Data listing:

──────────────────────────────

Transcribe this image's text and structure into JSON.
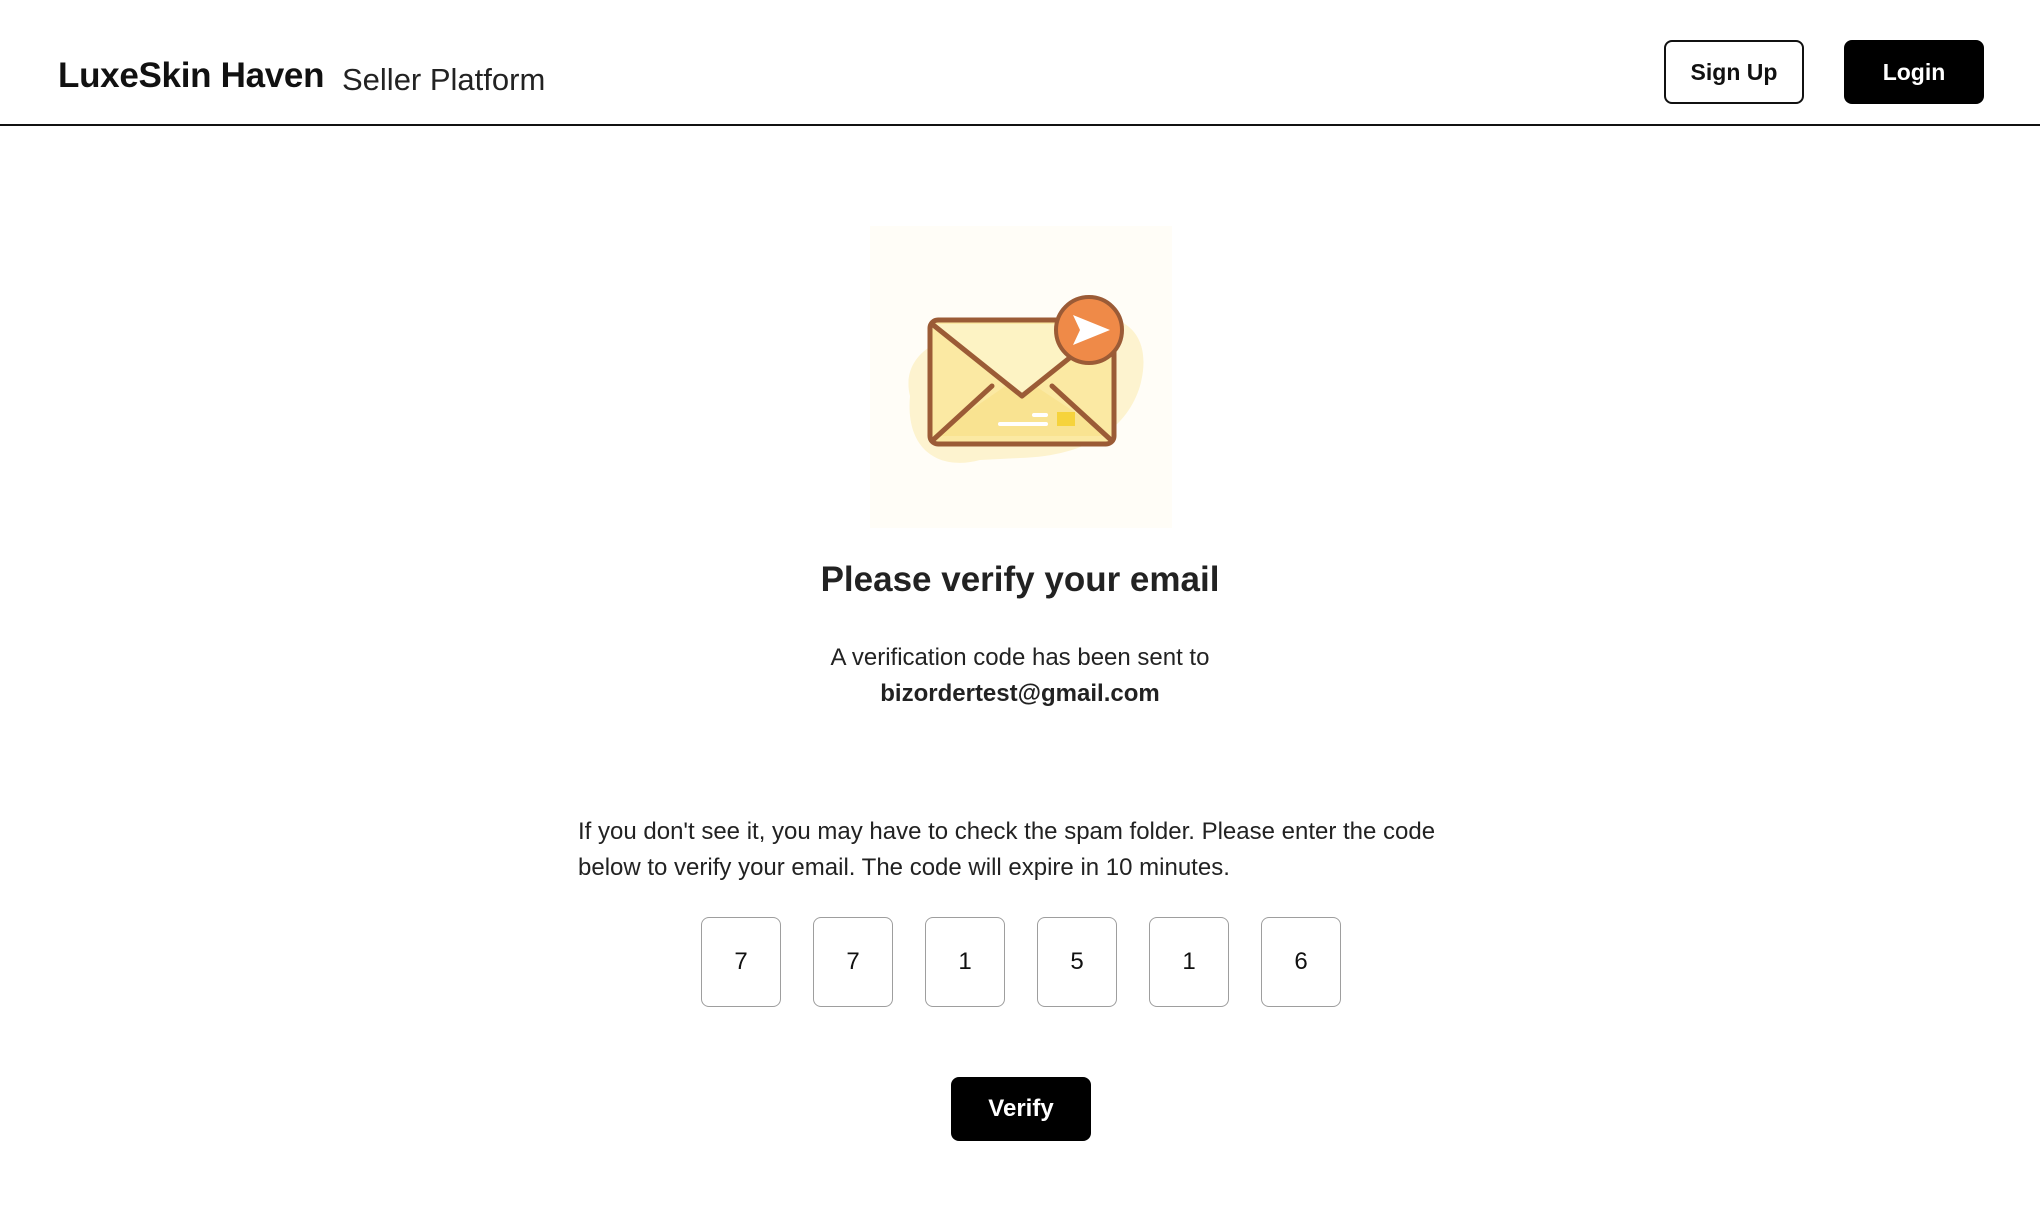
{
  "header": {
    "brand": "LuxeSkin Haven",
    "platform": "Seller Platform",
    "signup_label": "Sign Up",
    "login_label": "Login"
  },
  "illustration": {
    "icon": "email-sent-icon",
    "colors": {
      "envelope_fill": "#fbe9a3",
      "envelope_stroke": "#9b5b36",
      "badge": "#ef8a48",
      "blob": "#fdf3cf"
    }
  },
  "main": {
    "title": "Please verify your email",
    "sent_text": "A verification code has been sent to",
    "email": "bizordertest@gmail.com",
    "instructions": "If you don't see it, you may have to check the spam folder. Please enter the code below to verify your email. The code will expire in 10 minutes.",
    "code_digits": [
      "7",
      "7",
      "1",
      "5",
      "1",
      "6"
    ],
    "verify_label": "Verify"
  },
  "colors": {
    "primary_button": "#000000",
    "primary_button_text": "#ffffff",
    "text": "#222222",
    "input_border": "#9e9e9e"
  }
}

──────────────────────────────

# Work to do
Leave out the pictures and output the rest of the material exactly as written.

# Reply to the exercise
Transcribe this image's text and structure into JSON.
{
  "header": {
    "brand": "LuxeSkin Haven",
    "platform": "Seller Platform",
    "signup_label": "Sign Up",
    "login_label": "Login"
  },
  "illustration": {
    "icon": "email-sent-icon",
    "colors": {
      "envelope_fill": "#fbe9a3",
      "envelope_stroke": "#9b5b36",
      "badge": "#ef8a48",
      "blob": "#fdf3cf"
    }
  },
  "main": {
    "title": "Please verify your email",
    "sent_text": "A verification code has been sent to",
    "email": "bizordertest@gmail.com",
    "instructions": "If you don't see it, you may have to check the spam folder. Please enter the code below to verify your email. The code will expire in 10 minutes.",
    "code_digits": [
      "7",
      "7",
      "1",
      "5",
      "1",
      "6"
    ],
    "verify_label": "Verify"
  },
  "colors": {
    "primary_button": "#000000",
    "primary_button_text": "#ffffff",
    "text": "#222222",
    "input_border": "#9e9e9e"
  }
}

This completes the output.